** Begin **

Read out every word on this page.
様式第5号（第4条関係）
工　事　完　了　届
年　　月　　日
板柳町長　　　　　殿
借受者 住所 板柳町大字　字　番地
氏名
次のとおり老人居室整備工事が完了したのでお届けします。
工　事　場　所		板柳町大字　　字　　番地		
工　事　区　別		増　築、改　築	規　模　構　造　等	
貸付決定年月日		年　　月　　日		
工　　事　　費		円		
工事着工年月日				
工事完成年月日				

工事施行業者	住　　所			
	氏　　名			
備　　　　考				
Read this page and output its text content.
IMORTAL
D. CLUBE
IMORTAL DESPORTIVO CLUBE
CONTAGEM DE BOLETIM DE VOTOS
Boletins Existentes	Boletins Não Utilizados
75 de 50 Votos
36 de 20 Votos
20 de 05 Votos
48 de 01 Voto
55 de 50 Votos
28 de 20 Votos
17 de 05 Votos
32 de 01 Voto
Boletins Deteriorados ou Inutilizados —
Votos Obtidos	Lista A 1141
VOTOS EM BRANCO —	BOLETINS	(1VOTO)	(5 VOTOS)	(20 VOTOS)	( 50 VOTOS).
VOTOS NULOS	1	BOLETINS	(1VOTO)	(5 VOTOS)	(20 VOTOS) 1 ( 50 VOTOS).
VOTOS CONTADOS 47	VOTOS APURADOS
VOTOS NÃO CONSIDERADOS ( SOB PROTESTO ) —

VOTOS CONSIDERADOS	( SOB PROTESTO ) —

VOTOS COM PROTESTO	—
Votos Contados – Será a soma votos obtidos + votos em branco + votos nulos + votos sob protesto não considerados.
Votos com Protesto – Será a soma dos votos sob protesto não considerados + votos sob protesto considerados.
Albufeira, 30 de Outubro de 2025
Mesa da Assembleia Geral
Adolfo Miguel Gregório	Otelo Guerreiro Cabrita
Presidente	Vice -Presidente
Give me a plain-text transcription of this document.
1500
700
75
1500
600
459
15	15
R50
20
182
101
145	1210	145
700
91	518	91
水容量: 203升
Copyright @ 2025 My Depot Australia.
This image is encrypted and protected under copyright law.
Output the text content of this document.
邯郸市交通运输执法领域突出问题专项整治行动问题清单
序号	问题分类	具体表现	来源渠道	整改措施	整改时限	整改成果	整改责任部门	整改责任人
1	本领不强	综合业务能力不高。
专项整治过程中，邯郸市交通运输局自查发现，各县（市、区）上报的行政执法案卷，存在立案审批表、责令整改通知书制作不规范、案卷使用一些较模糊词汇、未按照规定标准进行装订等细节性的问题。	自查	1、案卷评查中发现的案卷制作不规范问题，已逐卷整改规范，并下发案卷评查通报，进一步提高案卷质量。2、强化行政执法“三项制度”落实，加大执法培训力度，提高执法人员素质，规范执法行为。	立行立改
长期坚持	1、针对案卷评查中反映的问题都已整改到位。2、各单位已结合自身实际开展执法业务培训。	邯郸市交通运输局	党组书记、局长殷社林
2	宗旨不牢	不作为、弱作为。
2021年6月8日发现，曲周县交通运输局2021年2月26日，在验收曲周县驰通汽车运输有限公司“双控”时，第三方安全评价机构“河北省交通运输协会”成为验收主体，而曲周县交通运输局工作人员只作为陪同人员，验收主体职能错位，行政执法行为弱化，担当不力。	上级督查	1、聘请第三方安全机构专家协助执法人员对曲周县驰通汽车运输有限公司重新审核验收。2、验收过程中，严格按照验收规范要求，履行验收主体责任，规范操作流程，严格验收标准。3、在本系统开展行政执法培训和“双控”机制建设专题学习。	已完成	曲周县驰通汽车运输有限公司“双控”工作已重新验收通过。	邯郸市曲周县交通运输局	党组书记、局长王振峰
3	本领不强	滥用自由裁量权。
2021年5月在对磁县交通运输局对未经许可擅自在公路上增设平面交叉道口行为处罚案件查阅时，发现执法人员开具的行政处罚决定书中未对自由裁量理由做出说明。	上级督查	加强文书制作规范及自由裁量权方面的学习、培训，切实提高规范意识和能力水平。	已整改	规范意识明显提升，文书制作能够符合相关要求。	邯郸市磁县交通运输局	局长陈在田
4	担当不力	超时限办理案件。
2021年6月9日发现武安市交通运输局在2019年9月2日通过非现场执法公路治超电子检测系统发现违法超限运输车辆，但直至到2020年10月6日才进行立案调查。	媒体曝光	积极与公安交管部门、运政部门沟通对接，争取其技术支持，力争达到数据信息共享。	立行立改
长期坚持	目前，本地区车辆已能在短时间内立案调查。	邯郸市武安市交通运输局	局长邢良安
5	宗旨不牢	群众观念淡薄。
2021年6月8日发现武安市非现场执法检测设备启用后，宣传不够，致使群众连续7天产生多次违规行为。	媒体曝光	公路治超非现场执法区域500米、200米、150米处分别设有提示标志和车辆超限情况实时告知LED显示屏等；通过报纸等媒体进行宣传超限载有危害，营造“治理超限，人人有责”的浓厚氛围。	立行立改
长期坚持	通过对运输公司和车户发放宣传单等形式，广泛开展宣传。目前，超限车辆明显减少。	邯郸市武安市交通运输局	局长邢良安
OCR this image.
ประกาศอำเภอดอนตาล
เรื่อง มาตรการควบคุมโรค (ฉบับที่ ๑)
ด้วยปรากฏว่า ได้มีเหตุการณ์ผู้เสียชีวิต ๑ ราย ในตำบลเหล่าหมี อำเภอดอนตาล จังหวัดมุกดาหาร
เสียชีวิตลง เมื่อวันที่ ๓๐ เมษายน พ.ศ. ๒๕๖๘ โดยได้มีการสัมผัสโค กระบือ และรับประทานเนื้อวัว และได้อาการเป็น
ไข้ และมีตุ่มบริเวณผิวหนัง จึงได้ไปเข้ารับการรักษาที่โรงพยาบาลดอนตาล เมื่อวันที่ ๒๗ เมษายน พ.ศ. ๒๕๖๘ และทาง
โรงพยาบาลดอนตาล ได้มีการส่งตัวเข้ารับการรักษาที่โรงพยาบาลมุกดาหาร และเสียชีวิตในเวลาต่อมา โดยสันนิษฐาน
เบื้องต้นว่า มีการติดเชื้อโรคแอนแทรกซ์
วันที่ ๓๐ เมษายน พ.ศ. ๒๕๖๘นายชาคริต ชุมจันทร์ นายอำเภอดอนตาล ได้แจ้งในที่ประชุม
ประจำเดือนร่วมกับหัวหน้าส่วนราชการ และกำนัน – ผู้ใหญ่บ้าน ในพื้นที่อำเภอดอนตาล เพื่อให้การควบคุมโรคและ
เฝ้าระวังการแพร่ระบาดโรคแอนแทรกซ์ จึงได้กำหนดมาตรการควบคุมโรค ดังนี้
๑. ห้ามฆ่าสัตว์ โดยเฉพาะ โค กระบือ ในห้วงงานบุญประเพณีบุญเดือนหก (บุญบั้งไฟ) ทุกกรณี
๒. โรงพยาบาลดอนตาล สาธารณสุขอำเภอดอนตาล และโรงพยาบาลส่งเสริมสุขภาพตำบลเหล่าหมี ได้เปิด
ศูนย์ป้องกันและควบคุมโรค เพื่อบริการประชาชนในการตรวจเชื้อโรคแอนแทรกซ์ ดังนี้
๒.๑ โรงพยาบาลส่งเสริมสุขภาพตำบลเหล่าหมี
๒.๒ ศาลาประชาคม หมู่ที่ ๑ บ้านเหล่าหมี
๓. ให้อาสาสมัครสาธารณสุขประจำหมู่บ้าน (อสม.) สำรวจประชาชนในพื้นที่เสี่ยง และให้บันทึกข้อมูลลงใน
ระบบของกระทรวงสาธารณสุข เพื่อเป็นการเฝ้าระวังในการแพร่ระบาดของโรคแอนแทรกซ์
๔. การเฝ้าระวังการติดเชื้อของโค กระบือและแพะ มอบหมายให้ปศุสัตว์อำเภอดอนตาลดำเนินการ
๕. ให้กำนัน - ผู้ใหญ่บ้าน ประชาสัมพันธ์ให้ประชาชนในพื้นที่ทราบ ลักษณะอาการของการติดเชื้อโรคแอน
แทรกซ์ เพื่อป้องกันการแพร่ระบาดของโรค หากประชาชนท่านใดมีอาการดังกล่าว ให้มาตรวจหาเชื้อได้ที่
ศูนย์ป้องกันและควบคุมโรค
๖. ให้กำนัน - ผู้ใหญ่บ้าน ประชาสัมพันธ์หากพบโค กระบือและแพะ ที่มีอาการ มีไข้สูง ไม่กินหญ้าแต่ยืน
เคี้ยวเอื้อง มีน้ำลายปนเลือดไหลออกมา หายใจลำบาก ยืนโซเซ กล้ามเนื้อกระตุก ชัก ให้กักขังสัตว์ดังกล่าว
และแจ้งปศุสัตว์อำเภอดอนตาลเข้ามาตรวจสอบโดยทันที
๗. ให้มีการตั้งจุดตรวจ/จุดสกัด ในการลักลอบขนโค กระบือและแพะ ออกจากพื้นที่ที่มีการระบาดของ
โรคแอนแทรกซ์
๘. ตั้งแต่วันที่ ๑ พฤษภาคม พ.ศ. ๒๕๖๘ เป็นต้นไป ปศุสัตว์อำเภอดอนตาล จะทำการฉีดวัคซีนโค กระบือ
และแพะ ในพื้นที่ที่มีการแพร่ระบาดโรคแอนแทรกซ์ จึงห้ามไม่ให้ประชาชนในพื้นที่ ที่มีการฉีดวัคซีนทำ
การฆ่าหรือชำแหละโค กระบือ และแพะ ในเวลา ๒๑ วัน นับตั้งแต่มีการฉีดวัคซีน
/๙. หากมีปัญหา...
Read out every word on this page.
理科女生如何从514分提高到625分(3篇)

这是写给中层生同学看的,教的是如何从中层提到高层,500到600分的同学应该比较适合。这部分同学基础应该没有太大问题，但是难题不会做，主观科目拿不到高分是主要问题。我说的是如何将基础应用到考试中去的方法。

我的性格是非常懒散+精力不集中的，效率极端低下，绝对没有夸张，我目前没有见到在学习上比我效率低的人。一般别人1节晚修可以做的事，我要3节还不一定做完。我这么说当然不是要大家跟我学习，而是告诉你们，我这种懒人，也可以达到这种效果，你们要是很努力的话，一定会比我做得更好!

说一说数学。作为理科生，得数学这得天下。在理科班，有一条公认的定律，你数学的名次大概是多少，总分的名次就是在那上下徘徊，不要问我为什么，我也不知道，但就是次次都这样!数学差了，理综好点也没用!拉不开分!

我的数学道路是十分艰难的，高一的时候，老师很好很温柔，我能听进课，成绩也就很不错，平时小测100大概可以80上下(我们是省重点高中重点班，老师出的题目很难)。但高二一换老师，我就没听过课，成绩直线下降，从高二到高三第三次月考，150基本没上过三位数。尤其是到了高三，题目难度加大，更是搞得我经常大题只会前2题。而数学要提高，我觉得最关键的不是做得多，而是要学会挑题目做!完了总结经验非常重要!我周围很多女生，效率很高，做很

** End **

EXERCISE DESCRIPTION: Using the records above, list each line that includes "กระบ".

RESULT FOR THIS TASK:
เสียชีวิตลง เมื่อวันที่ ๓๐ เมษายน พ.ศ. ๒๕๖๘ โดยได้มีการสัมผัสโค กระบือ และรับประทานเนื้อวัว และได้อาการเป็น
๑. ห้ามฆ่าสัตว์ โดยเฉพาะ โค กระบือ ในห้วงงานบุญประเพณีบุญเดือนหก (บุญบั้งไฟ) ทุกกรณี
๔. การเฝ้าระวังการติดเชื้อของโค กระบือและแพะ มอบหมายให้ปศุสัตว์อำเภอดอนตาลดำเนินการ
๖. ให้กำนัน - ผู้ใหญ่บ้าน ประชาสัมพันธ์หากพบโค กระบือและแพะ ที่มีอาการ มีไข้สูง ไม่กินหญ้าแต่ยืน
๗. ให้มีการตั้งจุดตรวจ/จุดสกัด ในการลักลอบขนโค กระบือและแพะ ออกจากพื้นที่ที่มีการระบาดของ
๘. ตั้งแต่วันที่ ๑ พฤษภาคม พ.ศ. ๒๕๖๘ เป็นต้นไป ปศุสัตว์อำเภอดอนตาล จะทำการฉีดวัคซีนโค กระบือ
การฆ่าหรือชำแหละโค กระบือ และแพะ ในเวลา ๒๑ วัน นับตั้งแต่มีการฉีดวัคซีน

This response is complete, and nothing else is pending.